● WHAT THE TASK REQUIRES:
Give only the number of lines in these records that contain the word "Credentials".

(begin)

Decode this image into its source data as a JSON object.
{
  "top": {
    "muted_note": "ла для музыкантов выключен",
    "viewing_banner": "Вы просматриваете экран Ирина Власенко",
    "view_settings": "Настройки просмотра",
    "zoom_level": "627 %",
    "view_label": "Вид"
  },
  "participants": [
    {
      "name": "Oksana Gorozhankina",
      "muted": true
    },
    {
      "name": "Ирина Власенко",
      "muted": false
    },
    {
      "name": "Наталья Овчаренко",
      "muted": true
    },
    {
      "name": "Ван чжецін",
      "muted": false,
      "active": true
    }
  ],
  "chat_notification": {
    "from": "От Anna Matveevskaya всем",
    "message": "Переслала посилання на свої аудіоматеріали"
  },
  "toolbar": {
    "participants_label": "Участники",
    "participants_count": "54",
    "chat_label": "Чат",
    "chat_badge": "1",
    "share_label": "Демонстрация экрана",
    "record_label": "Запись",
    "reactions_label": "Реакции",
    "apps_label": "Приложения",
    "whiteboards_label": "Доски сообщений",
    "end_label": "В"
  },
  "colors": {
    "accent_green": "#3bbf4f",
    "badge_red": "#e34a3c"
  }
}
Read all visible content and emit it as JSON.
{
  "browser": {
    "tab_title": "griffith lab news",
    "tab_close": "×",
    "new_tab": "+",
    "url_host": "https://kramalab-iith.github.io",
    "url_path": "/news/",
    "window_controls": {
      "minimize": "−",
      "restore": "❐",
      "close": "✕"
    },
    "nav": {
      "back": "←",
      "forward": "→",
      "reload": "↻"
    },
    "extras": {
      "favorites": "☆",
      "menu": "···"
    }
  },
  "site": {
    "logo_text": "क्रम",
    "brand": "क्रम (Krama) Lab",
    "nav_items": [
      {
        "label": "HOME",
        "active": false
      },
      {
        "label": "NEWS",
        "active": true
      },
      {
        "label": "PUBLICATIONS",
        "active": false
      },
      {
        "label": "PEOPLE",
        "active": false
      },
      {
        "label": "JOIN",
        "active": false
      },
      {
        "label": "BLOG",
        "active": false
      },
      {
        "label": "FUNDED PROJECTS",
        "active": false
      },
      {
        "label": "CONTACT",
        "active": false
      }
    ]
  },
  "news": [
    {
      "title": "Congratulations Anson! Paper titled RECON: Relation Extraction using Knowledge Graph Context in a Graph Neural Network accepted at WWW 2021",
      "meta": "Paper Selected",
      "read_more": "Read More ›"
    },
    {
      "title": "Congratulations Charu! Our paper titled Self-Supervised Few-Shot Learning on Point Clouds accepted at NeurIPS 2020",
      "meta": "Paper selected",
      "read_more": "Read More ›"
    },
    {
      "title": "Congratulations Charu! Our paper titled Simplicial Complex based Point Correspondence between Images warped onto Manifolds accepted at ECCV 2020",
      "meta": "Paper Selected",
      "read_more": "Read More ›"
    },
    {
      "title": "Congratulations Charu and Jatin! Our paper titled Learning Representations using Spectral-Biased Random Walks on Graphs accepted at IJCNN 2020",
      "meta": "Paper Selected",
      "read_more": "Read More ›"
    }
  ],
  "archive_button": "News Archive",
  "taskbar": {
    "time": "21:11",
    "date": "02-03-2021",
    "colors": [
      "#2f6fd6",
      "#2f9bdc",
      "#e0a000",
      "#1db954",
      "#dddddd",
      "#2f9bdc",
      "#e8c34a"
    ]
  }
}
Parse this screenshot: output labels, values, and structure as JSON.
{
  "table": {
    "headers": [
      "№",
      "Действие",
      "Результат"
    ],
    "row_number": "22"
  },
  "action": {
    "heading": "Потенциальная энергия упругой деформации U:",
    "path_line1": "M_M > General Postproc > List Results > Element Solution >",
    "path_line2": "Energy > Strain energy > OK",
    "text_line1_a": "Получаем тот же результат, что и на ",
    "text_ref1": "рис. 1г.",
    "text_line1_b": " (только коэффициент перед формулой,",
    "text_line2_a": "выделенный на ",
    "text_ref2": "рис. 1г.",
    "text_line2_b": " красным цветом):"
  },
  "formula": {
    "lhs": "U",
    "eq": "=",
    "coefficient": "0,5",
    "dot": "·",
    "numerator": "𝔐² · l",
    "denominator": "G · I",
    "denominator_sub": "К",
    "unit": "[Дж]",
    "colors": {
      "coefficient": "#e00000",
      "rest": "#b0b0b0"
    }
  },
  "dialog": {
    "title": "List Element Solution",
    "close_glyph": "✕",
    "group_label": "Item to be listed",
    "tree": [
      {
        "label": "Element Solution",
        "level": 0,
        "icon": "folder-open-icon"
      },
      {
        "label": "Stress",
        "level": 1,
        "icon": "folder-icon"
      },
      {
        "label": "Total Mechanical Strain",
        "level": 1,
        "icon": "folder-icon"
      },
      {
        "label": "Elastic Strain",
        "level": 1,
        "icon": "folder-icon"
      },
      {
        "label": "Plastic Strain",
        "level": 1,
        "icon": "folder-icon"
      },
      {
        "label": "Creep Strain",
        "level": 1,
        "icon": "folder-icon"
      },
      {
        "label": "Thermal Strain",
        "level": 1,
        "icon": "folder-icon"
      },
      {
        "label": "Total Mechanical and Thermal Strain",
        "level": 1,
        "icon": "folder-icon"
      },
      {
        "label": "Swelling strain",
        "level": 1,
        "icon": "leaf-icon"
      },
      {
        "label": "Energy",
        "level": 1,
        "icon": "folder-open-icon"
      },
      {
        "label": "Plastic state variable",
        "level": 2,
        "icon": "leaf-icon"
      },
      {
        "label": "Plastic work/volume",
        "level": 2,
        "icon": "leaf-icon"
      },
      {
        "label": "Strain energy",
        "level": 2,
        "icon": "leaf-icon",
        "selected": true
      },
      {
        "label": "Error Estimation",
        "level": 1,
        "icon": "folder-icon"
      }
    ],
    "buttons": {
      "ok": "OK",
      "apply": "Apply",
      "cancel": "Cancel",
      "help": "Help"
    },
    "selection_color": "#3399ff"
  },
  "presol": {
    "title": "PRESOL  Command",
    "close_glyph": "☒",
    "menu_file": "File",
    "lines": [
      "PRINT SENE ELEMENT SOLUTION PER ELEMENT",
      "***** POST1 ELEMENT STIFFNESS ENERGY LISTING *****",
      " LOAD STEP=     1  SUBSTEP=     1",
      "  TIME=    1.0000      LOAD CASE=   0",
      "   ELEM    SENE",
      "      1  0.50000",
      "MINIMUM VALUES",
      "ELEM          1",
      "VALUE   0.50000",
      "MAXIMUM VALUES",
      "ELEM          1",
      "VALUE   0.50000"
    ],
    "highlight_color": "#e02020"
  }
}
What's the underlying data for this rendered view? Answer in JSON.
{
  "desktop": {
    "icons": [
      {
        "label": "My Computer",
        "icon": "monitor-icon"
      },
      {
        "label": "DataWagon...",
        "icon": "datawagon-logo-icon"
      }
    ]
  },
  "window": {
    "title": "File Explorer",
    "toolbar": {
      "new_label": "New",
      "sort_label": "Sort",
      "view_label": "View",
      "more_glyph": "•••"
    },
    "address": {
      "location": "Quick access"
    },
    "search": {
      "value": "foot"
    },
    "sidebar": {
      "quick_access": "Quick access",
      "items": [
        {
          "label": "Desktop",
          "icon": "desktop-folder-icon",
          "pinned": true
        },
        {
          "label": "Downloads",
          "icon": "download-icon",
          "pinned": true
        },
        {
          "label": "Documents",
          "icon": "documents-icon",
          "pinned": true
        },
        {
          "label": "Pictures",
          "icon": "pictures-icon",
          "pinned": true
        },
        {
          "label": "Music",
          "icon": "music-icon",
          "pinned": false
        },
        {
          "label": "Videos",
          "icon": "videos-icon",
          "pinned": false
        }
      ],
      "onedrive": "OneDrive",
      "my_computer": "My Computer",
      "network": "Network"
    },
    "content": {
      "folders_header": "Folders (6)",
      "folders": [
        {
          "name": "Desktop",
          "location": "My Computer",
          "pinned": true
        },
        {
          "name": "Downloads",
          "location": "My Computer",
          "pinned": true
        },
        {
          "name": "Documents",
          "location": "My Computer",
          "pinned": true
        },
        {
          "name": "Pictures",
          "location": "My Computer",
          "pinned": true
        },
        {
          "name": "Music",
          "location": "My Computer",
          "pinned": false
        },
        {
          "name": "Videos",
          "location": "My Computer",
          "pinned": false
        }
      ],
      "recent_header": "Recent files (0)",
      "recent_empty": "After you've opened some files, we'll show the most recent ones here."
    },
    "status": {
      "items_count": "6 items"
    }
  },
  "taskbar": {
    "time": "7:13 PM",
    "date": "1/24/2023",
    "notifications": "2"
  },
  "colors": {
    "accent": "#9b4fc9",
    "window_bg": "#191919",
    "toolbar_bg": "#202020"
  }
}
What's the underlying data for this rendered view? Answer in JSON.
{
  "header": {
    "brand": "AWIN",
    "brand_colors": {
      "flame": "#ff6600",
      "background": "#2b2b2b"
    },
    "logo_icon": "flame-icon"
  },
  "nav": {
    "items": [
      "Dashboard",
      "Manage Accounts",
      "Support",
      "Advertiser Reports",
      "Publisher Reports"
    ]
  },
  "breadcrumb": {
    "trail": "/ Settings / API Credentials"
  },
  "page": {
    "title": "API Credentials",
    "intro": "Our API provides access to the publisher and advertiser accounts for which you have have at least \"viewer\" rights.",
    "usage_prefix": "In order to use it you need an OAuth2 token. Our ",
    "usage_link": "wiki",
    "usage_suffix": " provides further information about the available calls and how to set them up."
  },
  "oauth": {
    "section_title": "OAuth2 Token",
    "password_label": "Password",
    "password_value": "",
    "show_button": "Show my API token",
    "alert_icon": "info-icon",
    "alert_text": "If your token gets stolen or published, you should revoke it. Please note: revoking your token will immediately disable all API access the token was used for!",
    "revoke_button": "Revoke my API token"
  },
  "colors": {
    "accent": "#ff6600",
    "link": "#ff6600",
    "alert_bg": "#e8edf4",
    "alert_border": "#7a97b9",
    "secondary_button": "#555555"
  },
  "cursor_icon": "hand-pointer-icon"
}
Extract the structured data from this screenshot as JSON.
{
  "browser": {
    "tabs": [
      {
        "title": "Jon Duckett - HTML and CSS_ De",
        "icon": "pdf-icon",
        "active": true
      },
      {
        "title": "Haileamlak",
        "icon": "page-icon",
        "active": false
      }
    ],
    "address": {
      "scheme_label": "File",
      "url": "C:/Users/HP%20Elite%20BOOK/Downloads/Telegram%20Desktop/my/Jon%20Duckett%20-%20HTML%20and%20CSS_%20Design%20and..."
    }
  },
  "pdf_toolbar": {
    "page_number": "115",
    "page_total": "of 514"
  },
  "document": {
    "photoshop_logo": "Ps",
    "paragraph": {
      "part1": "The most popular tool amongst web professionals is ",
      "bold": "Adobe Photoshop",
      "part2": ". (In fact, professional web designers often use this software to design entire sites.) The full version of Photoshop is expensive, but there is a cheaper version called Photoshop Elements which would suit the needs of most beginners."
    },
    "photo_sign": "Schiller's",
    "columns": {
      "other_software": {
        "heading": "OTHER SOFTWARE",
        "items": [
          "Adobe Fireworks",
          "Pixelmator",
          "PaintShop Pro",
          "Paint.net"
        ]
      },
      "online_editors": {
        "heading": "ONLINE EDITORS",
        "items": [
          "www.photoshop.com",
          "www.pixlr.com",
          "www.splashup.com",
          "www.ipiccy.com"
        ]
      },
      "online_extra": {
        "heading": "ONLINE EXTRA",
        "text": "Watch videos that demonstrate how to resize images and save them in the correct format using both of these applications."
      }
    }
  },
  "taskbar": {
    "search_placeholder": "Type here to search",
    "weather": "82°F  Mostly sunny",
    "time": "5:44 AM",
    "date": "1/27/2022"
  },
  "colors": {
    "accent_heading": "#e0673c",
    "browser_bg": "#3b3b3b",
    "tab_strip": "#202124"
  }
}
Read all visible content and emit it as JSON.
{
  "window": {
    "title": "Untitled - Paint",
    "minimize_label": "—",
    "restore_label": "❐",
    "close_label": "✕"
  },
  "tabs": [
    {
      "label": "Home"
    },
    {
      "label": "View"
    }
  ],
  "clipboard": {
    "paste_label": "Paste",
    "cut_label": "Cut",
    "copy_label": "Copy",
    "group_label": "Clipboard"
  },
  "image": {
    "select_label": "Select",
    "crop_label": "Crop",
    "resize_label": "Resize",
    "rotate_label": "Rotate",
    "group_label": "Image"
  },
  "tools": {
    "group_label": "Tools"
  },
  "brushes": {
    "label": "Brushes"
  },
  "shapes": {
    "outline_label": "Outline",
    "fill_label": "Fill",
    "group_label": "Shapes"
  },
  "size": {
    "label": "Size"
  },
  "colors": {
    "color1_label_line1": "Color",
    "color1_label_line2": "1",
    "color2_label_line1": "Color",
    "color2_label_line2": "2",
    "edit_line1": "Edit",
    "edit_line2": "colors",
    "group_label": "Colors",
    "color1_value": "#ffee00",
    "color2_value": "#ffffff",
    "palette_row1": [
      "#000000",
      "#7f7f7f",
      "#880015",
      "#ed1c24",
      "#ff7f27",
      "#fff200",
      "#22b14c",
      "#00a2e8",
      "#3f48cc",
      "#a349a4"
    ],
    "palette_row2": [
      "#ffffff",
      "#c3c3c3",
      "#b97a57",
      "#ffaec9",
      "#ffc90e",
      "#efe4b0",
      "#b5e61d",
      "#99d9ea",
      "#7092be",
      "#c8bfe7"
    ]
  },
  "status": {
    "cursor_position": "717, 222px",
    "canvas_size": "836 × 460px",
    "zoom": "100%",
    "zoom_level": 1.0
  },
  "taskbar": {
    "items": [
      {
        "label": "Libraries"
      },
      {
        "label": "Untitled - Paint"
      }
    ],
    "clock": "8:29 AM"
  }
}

(end)

● EXERCISE SOLUTION:
2